Exercise requirements: Lines that contain the string "object" are to be copied; leave out all others.

-- START Extracted records --

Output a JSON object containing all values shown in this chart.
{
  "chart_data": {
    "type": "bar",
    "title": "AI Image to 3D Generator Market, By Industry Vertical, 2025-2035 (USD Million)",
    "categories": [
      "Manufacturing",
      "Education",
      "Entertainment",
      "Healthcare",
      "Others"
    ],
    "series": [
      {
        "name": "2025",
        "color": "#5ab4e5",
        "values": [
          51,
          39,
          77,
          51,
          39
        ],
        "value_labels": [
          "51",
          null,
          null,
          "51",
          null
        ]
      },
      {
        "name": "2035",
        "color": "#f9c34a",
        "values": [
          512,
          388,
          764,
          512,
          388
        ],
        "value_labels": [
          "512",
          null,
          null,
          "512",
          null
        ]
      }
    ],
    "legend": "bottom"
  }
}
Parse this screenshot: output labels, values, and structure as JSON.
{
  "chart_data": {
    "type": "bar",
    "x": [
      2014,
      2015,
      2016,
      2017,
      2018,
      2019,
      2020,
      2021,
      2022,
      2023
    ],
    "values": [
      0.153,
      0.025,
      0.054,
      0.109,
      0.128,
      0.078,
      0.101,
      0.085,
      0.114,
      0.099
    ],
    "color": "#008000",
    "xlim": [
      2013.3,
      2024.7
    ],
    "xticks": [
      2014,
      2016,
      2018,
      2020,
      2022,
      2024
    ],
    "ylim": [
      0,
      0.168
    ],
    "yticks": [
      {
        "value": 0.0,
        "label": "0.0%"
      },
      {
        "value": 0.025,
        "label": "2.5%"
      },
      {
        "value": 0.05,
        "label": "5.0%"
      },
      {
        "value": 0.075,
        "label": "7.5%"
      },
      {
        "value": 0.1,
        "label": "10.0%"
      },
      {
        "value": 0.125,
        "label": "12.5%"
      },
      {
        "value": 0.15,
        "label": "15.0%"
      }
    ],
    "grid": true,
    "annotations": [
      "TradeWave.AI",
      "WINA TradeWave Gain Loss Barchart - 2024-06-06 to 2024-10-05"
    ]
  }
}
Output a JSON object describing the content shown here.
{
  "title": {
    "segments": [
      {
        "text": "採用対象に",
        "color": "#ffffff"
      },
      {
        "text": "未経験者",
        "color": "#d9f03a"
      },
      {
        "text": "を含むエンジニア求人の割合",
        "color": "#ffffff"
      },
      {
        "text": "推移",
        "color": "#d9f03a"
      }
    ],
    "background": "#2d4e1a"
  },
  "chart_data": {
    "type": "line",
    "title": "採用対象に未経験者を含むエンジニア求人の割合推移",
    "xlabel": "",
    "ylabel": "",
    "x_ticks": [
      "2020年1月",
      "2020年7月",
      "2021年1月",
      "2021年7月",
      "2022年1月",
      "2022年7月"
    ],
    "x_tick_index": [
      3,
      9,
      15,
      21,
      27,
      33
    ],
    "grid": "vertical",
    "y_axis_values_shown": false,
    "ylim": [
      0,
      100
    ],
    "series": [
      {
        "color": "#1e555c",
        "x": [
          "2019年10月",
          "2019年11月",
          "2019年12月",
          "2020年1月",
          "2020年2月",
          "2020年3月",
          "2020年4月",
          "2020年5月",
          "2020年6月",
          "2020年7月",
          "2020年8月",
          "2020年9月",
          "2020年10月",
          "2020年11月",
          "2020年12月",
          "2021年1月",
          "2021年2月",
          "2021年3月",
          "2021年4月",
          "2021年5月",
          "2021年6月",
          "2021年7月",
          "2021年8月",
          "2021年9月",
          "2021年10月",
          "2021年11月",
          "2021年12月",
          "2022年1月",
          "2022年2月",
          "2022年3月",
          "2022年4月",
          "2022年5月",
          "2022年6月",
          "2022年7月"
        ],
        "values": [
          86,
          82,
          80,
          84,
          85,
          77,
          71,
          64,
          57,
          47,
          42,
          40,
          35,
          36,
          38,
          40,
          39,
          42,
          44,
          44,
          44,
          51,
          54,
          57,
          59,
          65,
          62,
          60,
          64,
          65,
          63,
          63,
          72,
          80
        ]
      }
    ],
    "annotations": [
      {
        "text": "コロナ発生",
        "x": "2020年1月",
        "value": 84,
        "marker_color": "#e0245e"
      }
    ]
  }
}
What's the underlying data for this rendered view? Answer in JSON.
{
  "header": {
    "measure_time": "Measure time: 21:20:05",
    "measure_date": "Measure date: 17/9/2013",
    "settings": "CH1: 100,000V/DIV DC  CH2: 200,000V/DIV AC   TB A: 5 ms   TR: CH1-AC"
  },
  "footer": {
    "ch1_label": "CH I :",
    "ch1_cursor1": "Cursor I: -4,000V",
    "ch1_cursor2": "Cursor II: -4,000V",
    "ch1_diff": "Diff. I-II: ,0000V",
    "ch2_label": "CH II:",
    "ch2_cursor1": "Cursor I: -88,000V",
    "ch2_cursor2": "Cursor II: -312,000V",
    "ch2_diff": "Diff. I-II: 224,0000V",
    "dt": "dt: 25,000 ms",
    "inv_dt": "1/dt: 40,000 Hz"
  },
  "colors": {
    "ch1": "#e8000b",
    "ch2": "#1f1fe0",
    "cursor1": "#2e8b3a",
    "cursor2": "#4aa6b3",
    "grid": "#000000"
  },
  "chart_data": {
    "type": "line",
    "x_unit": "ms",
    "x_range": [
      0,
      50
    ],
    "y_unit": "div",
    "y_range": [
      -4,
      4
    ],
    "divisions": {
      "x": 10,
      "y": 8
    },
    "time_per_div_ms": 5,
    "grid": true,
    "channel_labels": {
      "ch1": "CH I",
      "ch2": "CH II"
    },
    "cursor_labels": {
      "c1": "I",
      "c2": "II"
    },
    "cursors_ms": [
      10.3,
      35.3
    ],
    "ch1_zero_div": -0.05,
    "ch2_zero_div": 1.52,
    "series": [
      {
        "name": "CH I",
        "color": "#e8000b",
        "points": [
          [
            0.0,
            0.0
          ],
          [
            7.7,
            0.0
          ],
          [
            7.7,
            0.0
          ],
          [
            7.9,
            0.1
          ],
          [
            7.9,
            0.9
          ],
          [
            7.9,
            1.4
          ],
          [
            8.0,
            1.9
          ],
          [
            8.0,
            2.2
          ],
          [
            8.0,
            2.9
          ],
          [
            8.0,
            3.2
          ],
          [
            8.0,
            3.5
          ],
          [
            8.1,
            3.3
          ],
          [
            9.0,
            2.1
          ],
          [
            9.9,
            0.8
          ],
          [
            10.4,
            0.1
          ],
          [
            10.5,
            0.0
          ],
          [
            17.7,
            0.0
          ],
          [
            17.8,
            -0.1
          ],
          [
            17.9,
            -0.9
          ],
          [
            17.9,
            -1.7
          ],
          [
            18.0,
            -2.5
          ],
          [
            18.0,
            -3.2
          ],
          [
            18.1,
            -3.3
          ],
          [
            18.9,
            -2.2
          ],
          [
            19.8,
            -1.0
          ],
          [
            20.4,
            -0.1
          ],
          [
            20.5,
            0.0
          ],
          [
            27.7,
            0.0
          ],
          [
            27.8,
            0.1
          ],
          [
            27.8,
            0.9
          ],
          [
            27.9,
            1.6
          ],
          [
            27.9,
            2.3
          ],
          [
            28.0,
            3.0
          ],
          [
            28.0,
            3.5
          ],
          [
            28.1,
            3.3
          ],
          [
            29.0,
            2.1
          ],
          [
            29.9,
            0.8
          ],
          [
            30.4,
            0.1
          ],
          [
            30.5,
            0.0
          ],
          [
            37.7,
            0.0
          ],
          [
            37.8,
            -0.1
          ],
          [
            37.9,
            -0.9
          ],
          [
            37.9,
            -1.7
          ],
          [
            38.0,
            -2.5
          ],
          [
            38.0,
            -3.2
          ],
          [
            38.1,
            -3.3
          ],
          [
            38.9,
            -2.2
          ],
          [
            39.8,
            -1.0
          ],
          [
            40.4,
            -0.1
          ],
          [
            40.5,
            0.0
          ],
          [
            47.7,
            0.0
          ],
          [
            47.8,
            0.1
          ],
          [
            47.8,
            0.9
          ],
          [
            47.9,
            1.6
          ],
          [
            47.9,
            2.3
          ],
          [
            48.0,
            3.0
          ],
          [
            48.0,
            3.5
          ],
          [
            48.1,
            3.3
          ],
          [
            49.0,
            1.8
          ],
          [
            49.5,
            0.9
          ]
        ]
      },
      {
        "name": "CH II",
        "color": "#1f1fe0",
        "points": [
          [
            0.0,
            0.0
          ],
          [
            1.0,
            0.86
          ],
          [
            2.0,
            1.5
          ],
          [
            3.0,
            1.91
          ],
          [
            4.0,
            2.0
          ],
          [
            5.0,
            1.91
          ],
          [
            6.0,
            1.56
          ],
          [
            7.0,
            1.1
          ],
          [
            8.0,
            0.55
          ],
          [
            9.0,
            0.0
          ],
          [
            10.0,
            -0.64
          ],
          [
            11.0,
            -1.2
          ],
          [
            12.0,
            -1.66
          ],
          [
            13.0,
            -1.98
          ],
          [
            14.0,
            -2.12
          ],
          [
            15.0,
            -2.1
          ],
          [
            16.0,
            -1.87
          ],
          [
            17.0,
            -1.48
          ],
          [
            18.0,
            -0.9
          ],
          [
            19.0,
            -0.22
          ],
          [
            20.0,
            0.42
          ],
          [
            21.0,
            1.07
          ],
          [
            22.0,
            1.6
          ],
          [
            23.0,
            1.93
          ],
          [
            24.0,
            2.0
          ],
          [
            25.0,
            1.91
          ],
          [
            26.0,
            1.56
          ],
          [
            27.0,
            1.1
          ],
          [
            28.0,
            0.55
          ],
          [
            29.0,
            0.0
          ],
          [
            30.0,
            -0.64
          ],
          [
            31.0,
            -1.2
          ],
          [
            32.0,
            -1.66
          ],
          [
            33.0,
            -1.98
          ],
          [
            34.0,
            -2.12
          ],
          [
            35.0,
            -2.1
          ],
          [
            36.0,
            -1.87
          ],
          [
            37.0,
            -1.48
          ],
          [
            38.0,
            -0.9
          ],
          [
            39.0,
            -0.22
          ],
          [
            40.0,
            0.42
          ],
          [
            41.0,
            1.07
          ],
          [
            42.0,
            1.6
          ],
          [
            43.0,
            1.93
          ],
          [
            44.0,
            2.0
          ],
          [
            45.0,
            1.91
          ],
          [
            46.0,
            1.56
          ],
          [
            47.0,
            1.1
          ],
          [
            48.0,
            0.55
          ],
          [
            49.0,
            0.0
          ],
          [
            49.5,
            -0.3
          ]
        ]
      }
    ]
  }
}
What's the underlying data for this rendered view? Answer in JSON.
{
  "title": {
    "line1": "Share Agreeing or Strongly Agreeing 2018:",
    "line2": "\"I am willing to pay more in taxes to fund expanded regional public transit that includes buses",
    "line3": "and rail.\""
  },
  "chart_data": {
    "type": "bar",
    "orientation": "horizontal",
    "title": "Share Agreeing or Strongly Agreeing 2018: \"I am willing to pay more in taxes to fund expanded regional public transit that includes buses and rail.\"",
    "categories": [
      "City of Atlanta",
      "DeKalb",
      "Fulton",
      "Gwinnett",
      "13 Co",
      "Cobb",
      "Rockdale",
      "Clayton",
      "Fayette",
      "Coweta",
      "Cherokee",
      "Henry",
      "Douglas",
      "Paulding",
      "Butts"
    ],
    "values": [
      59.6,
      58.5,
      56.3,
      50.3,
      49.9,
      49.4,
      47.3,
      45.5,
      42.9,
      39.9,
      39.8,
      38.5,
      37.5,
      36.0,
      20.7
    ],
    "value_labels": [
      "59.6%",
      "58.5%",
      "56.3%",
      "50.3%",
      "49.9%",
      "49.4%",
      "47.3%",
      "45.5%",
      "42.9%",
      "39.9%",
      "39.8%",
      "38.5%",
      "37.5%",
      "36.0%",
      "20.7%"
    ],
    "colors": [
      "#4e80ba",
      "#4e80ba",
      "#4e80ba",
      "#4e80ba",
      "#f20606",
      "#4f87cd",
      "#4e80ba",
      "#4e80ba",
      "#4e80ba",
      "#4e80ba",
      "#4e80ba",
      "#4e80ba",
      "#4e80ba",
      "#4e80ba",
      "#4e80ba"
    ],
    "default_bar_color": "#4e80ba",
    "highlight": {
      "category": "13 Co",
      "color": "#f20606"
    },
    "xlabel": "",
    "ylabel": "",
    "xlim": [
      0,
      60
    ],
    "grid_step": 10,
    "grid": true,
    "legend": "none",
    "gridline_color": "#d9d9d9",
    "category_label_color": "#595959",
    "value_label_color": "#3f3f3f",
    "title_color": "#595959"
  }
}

-- END Extracted records --

Finished exercise:
Output a JSON object containing all values shown in this chart.
Output a JSON object describing the content shown here.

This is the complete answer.